== Segment start ==

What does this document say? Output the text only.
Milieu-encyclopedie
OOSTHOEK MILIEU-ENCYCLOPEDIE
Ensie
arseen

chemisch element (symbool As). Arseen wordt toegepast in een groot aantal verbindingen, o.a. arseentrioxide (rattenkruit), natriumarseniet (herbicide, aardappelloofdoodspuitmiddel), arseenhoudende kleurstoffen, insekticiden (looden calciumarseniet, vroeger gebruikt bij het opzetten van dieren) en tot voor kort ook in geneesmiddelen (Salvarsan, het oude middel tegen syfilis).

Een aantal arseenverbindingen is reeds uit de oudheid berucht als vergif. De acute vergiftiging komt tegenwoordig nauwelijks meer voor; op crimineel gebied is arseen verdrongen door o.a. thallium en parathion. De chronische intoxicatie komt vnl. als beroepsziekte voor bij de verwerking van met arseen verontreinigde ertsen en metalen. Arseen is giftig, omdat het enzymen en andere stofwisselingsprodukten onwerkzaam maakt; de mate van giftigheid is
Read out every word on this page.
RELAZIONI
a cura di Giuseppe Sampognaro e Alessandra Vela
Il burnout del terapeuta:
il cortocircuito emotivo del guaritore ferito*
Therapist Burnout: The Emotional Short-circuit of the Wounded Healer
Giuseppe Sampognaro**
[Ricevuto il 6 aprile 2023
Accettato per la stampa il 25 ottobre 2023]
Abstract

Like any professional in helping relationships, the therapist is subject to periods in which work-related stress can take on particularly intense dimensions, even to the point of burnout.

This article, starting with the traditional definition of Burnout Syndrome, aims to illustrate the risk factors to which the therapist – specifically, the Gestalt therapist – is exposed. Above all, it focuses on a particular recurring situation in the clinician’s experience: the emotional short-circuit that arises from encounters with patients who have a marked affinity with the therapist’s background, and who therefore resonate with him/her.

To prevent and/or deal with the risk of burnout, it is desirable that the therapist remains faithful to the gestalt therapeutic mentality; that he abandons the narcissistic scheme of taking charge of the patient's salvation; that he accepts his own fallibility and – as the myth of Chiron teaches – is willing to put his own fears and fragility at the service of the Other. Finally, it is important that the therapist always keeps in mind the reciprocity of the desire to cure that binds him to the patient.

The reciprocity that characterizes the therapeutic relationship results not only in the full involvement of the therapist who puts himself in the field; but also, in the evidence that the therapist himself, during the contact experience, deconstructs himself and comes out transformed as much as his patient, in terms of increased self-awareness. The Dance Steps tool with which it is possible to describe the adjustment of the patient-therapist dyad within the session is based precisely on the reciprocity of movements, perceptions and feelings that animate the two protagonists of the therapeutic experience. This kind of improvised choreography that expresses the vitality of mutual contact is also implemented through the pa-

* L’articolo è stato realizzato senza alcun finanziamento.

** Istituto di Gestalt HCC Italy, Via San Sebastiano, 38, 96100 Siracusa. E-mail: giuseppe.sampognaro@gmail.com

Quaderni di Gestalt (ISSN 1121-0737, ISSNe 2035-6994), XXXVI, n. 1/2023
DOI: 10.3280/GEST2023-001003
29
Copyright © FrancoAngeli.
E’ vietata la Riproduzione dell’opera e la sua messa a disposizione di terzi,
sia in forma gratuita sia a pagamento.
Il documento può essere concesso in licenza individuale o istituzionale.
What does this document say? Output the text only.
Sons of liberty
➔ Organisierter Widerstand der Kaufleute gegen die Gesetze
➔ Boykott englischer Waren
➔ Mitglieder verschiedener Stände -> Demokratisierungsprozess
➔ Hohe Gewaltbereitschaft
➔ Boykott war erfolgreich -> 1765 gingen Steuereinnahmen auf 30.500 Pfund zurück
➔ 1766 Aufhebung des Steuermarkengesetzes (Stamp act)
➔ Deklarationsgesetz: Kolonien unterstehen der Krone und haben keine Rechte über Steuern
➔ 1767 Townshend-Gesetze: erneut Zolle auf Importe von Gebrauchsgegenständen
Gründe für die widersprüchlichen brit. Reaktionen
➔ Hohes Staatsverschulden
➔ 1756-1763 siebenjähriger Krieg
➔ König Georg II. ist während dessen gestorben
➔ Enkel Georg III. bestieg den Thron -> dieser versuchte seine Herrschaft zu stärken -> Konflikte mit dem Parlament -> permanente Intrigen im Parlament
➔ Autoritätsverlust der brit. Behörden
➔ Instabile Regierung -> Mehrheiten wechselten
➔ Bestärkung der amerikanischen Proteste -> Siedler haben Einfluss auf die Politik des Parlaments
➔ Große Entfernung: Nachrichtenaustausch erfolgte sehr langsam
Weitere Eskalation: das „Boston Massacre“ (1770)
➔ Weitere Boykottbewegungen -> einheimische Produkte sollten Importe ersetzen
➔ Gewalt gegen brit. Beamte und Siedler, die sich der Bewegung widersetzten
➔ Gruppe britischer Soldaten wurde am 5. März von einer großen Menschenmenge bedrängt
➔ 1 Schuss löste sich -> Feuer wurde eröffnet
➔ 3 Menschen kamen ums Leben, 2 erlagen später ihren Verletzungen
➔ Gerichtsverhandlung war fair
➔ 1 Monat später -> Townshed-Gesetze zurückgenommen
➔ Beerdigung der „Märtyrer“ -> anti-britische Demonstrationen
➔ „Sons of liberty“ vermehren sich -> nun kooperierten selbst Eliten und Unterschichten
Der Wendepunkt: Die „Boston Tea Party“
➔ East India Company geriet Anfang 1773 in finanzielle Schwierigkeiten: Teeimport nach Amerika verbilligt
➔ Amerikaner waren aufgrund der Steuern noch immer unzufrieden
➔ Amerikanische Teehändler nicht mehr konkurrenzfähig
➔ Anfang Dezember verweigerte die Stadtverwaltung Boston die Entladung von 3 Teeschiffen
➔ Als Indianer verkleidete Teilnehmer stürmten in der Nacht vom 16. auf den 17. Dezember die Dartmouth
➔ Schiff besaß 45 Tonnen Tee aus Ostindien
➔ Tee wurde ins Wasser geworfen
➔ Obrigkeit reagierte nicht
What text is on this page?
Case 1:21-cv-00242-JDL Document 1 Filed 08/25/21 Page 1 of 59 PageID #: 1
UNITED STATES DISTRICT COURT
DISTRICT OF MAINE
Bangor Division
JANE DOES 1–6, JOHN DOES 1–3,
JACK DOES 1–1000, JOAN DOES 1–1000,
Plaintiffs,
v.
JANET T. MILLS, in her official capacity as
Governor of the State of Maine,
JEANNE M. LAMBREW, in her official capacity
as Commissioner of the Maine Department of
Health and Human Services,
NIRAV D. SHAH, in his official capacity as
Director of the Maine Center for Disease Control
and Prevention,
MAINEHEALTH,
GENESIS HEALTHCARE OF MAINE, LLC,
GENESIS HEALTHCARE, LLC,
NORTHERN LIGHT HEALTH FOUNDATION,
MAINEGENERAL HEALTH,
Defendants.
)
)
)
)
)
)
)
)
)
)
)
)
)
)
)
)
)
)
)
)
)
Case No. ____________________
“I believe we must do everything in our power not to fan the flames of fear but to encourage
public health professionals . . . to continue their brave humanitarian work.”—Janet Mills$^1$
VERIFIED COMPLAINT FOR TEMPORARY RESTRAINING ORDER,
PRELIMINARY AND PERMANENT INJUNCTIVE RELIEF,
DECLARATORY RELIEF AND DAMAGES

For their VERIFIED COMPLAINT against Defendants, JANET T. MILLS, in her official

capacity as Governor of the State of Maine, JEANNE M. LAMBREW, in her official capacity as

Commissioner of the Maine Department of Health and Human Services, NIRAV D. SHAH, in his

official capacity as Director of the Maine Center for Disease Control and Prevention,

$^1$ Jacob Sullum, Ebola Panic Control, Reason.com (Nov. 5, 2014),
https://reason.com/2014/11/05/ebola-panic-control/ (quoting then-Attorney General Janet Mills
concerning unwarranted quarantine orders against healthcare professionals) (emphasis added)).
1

== Segment end ==

- Problem to solve: Copy each line of the entries in which the string "Georg" is found.

- Solution:
➔ König Georg II. ist während dessen gestorben
➔ Enkel Georg III. bestieg den Thron -> dieser versuchte seine Herrschaft zu stärken -> Konflikte mit dem Parlament -> permanente Intrigen im Parlament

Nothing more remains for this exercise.